- TASK PROMPT -
Each line that holds the word "действие" counts once; report the total and nothing else.

── GIVEN INFORMATION ──

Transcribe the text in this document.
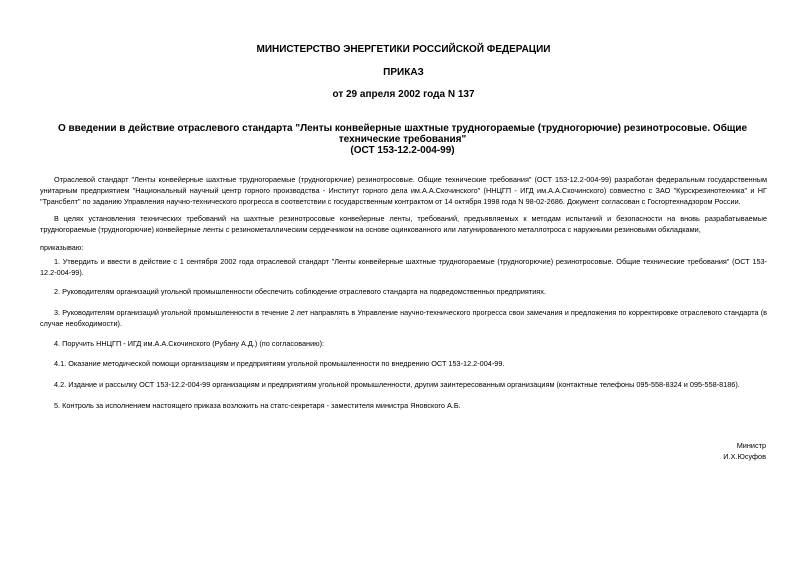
МИНИСТЕРСТВО ЭНЕРГЕТИКИ РОССИЙСКОЙ ФЕДЕРАЦИИ
ПРИКАЗ
от 29 апреля 2002 года N 137
О введении в действие отраслевого стандарта "Ленты конвейерные шахтные трудногораемые (трудногорючие) резинотросовые. Общие технические требования"
(ОСТ 153-12.2-004-99)
Отраслевой стандарт "Ленты конвейерные шахтные трудногораемые (трудногорючие) резинотросовые. Общие технические требования" (ОСТ 153-12.2-004-99) разработан федеральным государственным унитарным предприятием "Национальный научный центр горного производства - Институт горного дела им.А.А.Скочинского" (ННЦГП - ИГД им.А.А.Скочинского) совместно с ЗАО "Курскрезинотехника" и НГ "Трансбелт" по заданию Управления научно-технического прогресса в соответствии с государственным контрактом от 14 октября 1998 года N 98-02-2686. Документ согласован с Госгортехнадзором России.
В целях установления технических требований на шахтные резинотросовые конвейерные ленты, требований, предъявляемых к методам испытаний и безопасности на вновь разрабатываемые трудногораемые (трудногорючие) конвейерные ленты с резинометаллическим сердечником на основе оцинкованного или латунированного металлотроса с наружными резиновыми обкладками,
приказываю:
1. Утвердить и ввести в действие с 1 сентября 2002 года отраслевой стандарт "Ленты конвейерные шахтные трудногораемые (трудногорючие) резинотросовые. Общие технические требования" (ОСТ 153-12.2-004-99).
2. Руководителям организаций угольной промышленности обеспечить соблюдение отраслевого стандарта на подведомственных предприятиях.
3. Руководителям организаций угольной промышленности в течение 2 лет направлять в Управление научно-технического прогресса свои замечания и предложения по корректировке отраслевого стандарта (в случае необходимости).
4. Поручить ННЦГП - ИГД им.А.А.Скочинского (Рубану А.Д.) (по согласованию):
4.1. Оказание методической помощи организациям и предприятиям угольной промышленности по внедрению ОСТ 153-12.2-004-99.
4.2. Издание и рассылку ОСТ 153-12.2-004-99 организациям и предприятиям угольной промышленности, другим заинтересованным организациям (контактные телефоны 095-558-8324 и 095-558-8186).
5. Контроль за исполнением настоящего приказа возложить на статс-секретаря - заместителя министра Яновского А.Б.
Министр
И.Х.Юсуфов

───

- ANSWER TO THIS TASK -
2